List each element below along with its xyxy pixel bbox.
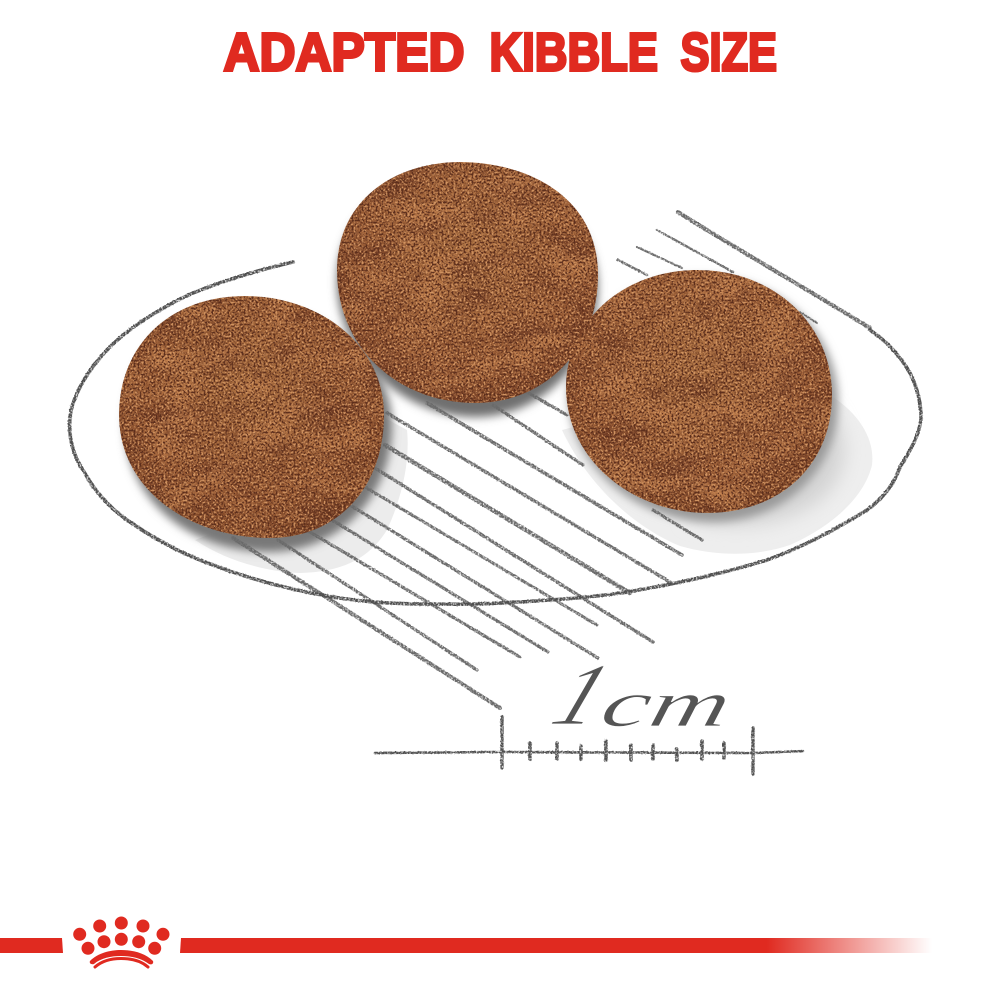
ruler (375, 717, 803, 774)
illustration: kibbles on a sketched plate (70, 162, 921, 708)
handwritten label: 1cm (540, 645, 739, 743)
hatch lines (233, 212, 870, 708)
title: SIZE (680, 22, 777, 82)
icon: crown logo (73, 916, 170, 967)
title: KIBBLE (490, 22, 658, 82)
kibble: left (119, 296, 384, 538)
title (224, 22, 777, 82)
shadows on plate (125, 174, 872, 573)
plate outline (70, 262, 921, 604)
title: ADAPTED (224, 22, 464, 82)
kibble: top (337, 162, 598, 403)
handwritten label: 1cm: 1 (540, 645, 624, 743)
kibble: right (566, 270, 832, 513)
handwritten label: 1cm: cm (595, 667, 739, 741)
footer bar: right segment fading out (180, 938, 932, 953)
footer bar: left segment (0, 938, 63, 953)
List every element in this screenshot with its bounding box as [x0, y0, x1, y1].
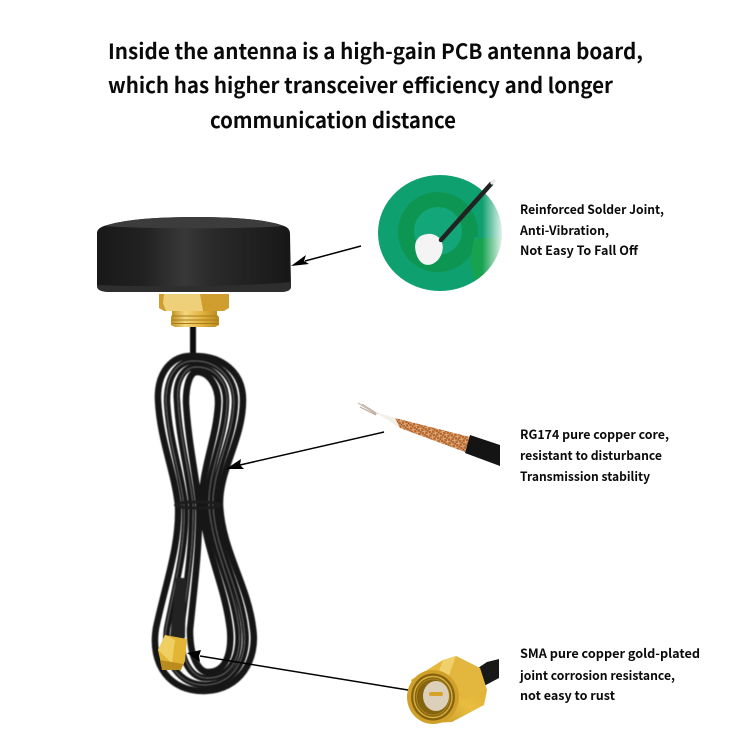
- label: RG174 cable: [520, 424, 669, 485]
- label: solder joint: Not Easy To Fall Off: [520, 240, 639, 259]
- cable coil: [155, 326, 254, 691]
- antenna dome: [97, 217, 291, 292]
- arrow: dome: [291, 246, 361, 266]
- label: SMA connector: not easy to rust: [520, 685, 616, 704]
- label: RG174 cable: resistant to disturbance: [520, 445, 662, 464]
- label: SMA connector: joint corrosion resistance,: [519, 665, 675, 684]
- brass nut and thread: [159, 294, 229, 327]
- label: SMA connector: SMA pure copper gold-plated: [520, 643, 700, 662]
- small SMA connector: [158, 635, 187, 670]
- coax cable detail: [358, 403, 500, 466]
- label: RG174 cable: RG174 pure copper core,: [520, 424, 669, 443]
- PCB board detail: [378, 170, 505, 295]
- title: which has higher transceiver efficiency and longer: [108, 70, 614, 100]
- gold SMA connector detail: [407, 656, 499, 724]
- title: communication distance: [210, 105, 456, 135]
- title: [108, 36, 643, 135]
- arrow: connector: [187, 650, 408, 690]
- label: RG174 cable: Transmission stability: [520, 466, 650, 485]
- label: solder joint: [519, 199, 664, 259]
- label: solder joint: Reinforced Solder Joint,: [520, 199, 664, 218]
- label: solder joint: Anti-Vibration,: [519, 220, 609, 239]
- label: SMA connector: [519, 643, 700, 704]
- title: Inside the antenna is a high-gain PCB antenna board,: [108, 36, 643, 66]
- arrow: cable: [226, 432, 384, 469]
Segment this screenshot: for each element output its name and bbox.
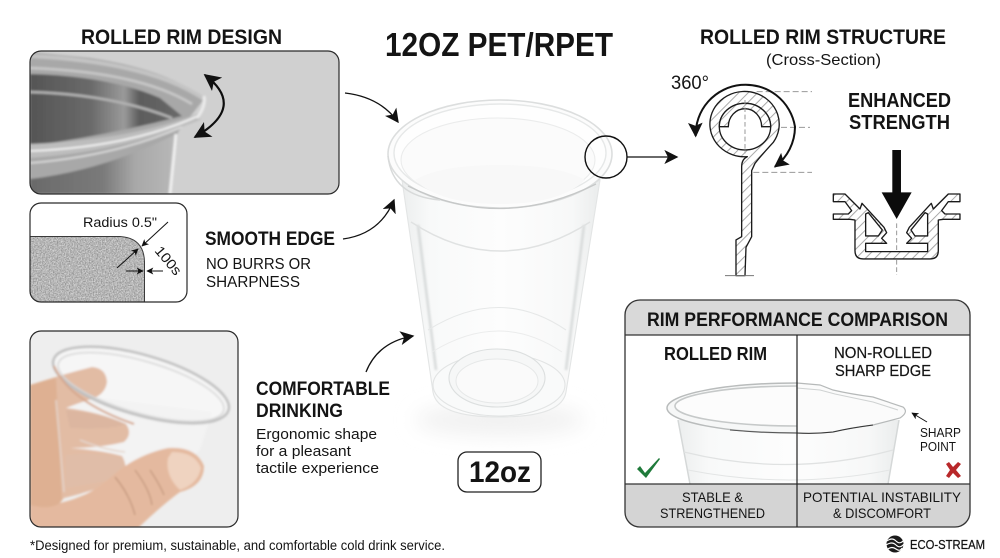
footer text: rolled: STABLE & [682,489,744,505]
text block: comfortable drinking: for a pleasant [256,443,352,460]
arrow: comfortable drinking to cup [366,336,413,372]
heading: rolled rim structure [700,26,946,69]
icon: double-headed curved arrow [195,75,224,137]
heading: enhanced strength: STRENGTH [849,111,950,134]
column heading: non-rolled sharp edge: SHARP EDGE [835,363,931,380]
footer text: rolled [660,489,765,521]
arrow: smooth edge to cup [343,200,394,239]
panel: rolled rim photo [30,51,339,194]
text block: smooth edge [205,229,335,291]
arrow: rolled rim to cup [345,93,398,122]
column heading: rolled rim: ROLLED RIM [664,344,767,364]
logo: eco-stream [886,536,985,552]
text block: comfortable drinking: DRINKING [256,401,343,422]
text block: comfortable drinking: COMFORTABLE [256,379,390,400]
header text: RIM PERFORMANCE COMPARISON [647,310,948,331]
comparison cup illustration [667,383,927,484]
text block: comfortable drinking: Ergonomic shape [256,426,377,443]
panel: radius diagram [30,203,187,302]
callout: sharp point: SHARP [920,425,961,440]
text block: smooth edge: NO BURRS OR [206,256,311,273]
arrow: circle to structure [627,156,677,158]
heading: rolled rim structure: ROLLED RIM STRUCTURE [700,26,946,49]
footnote: *Designed for premium, sustainable, and comfortable cold drink service. [30,538,445,553]
heading: enhanced strength: ENHANCED [848,89,951,112]
size badge: 12oz: 12oz [469,456,531,489]
radius arrows [117,222,168,271]
text block: smooth edge: SHARPNESS [206,274,300,291]
title: 12OZ PET/RPET [385,26,613,63]
diagram: rim cross-section [696,85,812,276]
heading: rolled rim structure: (Cross-Section) [766,52,881,69]
column heading: non-rolled sharp edge [834,345,932,380]
heading: rolled rim design: ROLLED RIM DESIGN [81,26,282,49]
icon: downward force arrow [882,150,912,219]
label: 100s: 100s [152,243,185,278]
illustration: clear cup [388,100,612,436]
panel: rim performance comparison [625,300,970,527]
icon: green check [637,458,660,478]
column heading: non-rolled sharp edge: NON-ROLLED [834,345,932,362]
icon: 360 rotation arrows [696,85,795,167]
header bar [625,300,970,335]
panel: hand holding cup photo [30,331,238,530]
size badge: 12oz [458,452,541,492]
footer text: non-rolled: POTENTIAL INSTABILITY [803,489,962,505]
text block: comfortable drinking [256,379,390,477]
footer text: non-rolled [803,489,962,521]
text block: comfortable drinking: tactile experience [256,460,379,477]
footer bar [625,484,970,527]
callout: sharp point: POINT [920,439,956,454]
text block: smooth edge: SMOOTH EDGE [205,229,335,250]
callout: rim magnifier circle [585,136,627,178]
heading: enhanced strength [848,89,951,134]
footer text: rolled: STRENGTHENED [660,505,765,521]
callout: sharp point [912,413,961,454]
logo: eco-stream: ECO-STREAM [910,538,985,552]
label: 360 degrees: 360° [671,73,709,94]
footer text: non-rolled: & DISCOMFORT [833,505,931,521]
diagram: enhanced strength profile [833,150,960,275]
label: radius: Radius 0.5" [83,215,157,230]
icon: red cross [946,462,961,478]
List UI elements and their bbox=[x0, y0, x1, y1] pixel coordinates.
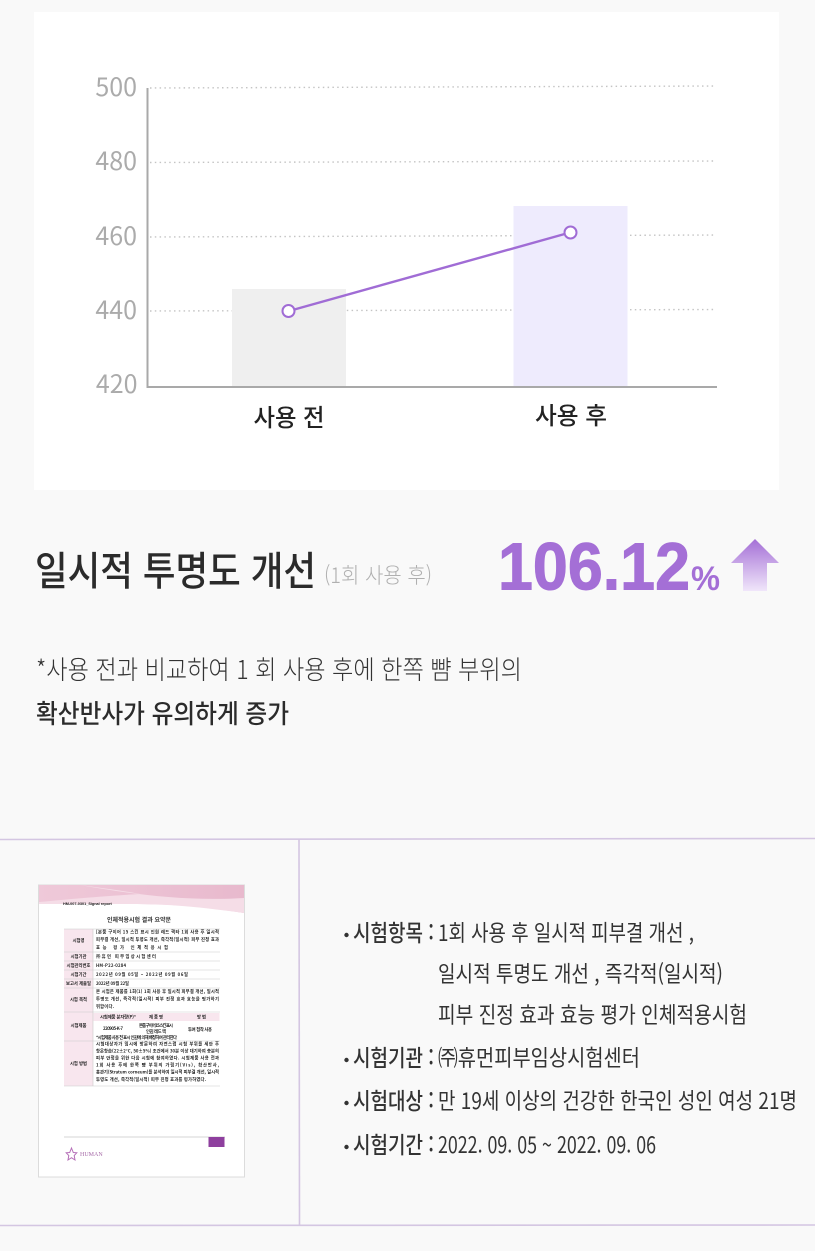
report table: 투명도 개선, 즉각적(일시적) 피부 진정 효과를 평가하였다. bbox=[96, 1076, 207, 1083]
panel: chart background bbox=[34, 12, 779, 490]
test details list bbox=[344, 914, 797, 1160]
item: test items: 시험항목 : bbox=[353, 914, 434, 948]
report table: 효능 평가 인체적용시험 bbox=[96, 944, 168, 951]
y axis labels: 500 bbox=[95, 68, 137, 104]
test report document bbox=[38, 885, 244, 1177]
report table: 피부 안정을 위한 다음 시험에 참여하였다. 시험제품 사용 전과 bbox=[96, 1054, 219, 1062]
report table: HM-P22-0284 bbox=[96, 963, 126, 969]
report table: 시험제품 분자량(P)* bbox=[100, 1014, 136, 1020]
report table: 홍관기(Stratum corneum)를 분석하여 일시적 피부결 개선, 일시적 bbox=[96, 1068, 219, 1076]
report logo: HUMAN bbox=[80, 1152, 103, 1158]
report footer bbox=[64, 1136, 225, 1138]
report table: 2022년 09월 22일 bbox=[96, 980, 129, 987]
description line 2: 확산반사가 유의하게 증가 bbox=[36, 694, 289, 731]
item: test period: 2022. 09. 05 ~ 2022. 09. 06 bbox=[438, 1128, 656, 1160]
report code: HM-007-0301_Signal report bbox=[63, 902, 112, 906]
report title: 인체적용시험 결과 요약문 bbox=[107, 915, 172, 924]
report table: 시험관리번호 bbox=[67, 962, 90, 969]
bar: before use bbox=[232, 289, 346, 387]
report table: 시험기관 bbox=[71, 953, 86, 960]
item: test items bbox=[344, 914, 747, 1030]
item: test subjects: 시험대상 : bbox=[353, 1082, 434, 1116]
report table bbox=[64, 928, 220, 1086]
y axis labels: 480 bbox=[95, 142, 137, 178]
result value: % bbox=[691, 560, 720, 598]
report table: 인원 레드 핵 bbox=[146, 1028, 166, 1035]
report table: *시험제품 사용 전 표시 인원에 의해 배정하여 관리한다 bbox=[96, 1034, 177, 1041]
x label: after use: 사용 후 bbox=[535, 396, 607, 431]
result value: 106.12 bbox=[498, 530, 690, 604]
report table: 위함이다. bbox=[96, 1003, 115, 1010]
axes bbox=[148, 88, 716, 387]
report table: 본품 구이어 15 스킨 표시 bbox=[139, 1022, 173, 1029]
report table: 시험 방법 bbox=[70, 1060, 87, 1067]
trend line with markers bbox=[282, 226, 576, 317]
panel: test info frame bbox=[0, 838, 815, 1226]
grid lines bbox=[150, 86, 716, 311]
report table: [본품 구이어 15 스킨 표시 인원 레드 핵타 1회 사용 후 일시적 bbox=[96, 928, 219, 936]
report table: 항온항습(22±2°C, 50±5%) 조건에서 30분 이상 대기하여 충분히 bbox=[96, 1048, 219, 1054]
y axis labels: 440 bbox=[95, 291, 137, 327]
report table: ㈜휴먼 피부임상시험센터 bbox=[96, 953, 156, 960]
bar and line chart bbox=[95, 68, 716, 433]
bar: after use bbox=[514, 206, 628, 386]
icon: up arrow bbox=[731, 539, 779, 591]
x label: before use: 사용 전 bbox=[254, 398, 324, 433]
item: test institution bbox=[344, 1039, 640, 1073]
y axis labels: 420 bbox=[96, 365, 138, 401]
report table: 시험 목적 bbox=[70, 996, 87, 1003]
report table: 시험대상자가 임시에 방문하여 자연스럽 시험 부위를 세안 후 bbox=[96, 1040, 219, 1048]
report table: 시험제품 bbox=[71, 1022, 86, 1029]
item: test institution: ㈜휴먼피부임상시험센터 bbox=[438, 1041, 640, 1073]
report table: 방법 bbox=[197, 1014, 206, 1020]
item: test items: 1회 사용 후 일시적 피부결 개선 , bbox=[438, 916, 694, 948]
y axis labels: 460 bbox=[95, 217, 137, 253]
item: test period: 시험기간 : bbox=[353, 1126, 434, 1160]
item: test items: 피부 진정 효과 효능 평가 인체적용시험 bbox=[438, 998, 747, 1030]
report table: 제품명 bbox=[149, 1014, 163, 1020]
report table: 투명도 개선, 즉각적(일시적) 피부 진정 효과 효능을 평가하기 bbox=[96, 996, 219, 1002]
report table: 220905-K-7 bbox=[103, 1026, 123, 1032]
report logo bbox=[66, 1148, 103, 1160]
description line 1: *사용 전과 비교하여 1 회 사용 후에 한쪽 뺨 부위의 bbox=[36, 650, 522, 687]
report table: 1회 사용 후에 한쪽 뺨 부위의 가림기(Vis), 확산반사, bbox=[96, 1062, 220, 1068]
report table: 보고서 제출일 bbox=[66, 980, 91, 987]
heading: temporary transparency improvement: 일시적 투명도 개선 bbox=[35, 539, 316, 597]
report header band bbox=[39, 885, 244, 913]
report table: 2022년 09월 05일 ~ 2022년 09월 06일 bbox=[96, 971, 188, 978]
item: test items: 일시적 투명도 개선 , 즉각적(일시적) bbox=[438, 957, 723, 989]
y axis labels bbox=[95, 68, 138, 401]
heading note: (1회 사용 후) bbox=[324, 559, 432, 590]
report table: 시험기간 bbox=[71, 971, 86, 978]
item: test period bbox=[344, 1126, 656, 1160]
item: test institution: 시험기관 : bbox=[353, 1039, 434, 1073]
report table: 피부결 개선, 일시적 투명도 개선, 즉각적(일시적) 피부 진정 효과 bbox=[96, 936, 219, 943]
report table: 시험명 bbox=[73, 937, 84, 944]
report table: 투여 접착 사용 bbox=[188, 1026, 212, 1033]
report table: 본 시험은 제품를 1회(1) 1회 사용 후 일시적 피부결 개선, 일시적 bbox=[96, 988, 219, 995]
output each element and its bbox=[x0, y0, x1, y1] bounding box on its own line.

*Given instruction*:
Rename "report table" to "report grid" in the stretch from the line containing "report table: 투명도 개선, 즉각적(일시적) 피부 진정 효과를" through the line containing "y axis labels: 500 bbox=[95, 68, 137, 104]", leaving everything else unchanged. Return only those lines.

*Solution to this exercise*:
report grid: 투명도 개선, 즉각적(일시적) 피부 진정 효과를 평가하였다. bbox=[96, 1076, 207, 1083]
panel: chart background bbox=[34, 12, 779, 490]
test details list bbox=[344, 914, 797, 1160]
item: test items: 시험항목 : bbox=[353, 914, 434, 948]
report grid: 효능 평가 인체적용시험 bbox=[96, 944, 168, 951]
y axis labels: 500 bbox=[95, 68, 137, 104]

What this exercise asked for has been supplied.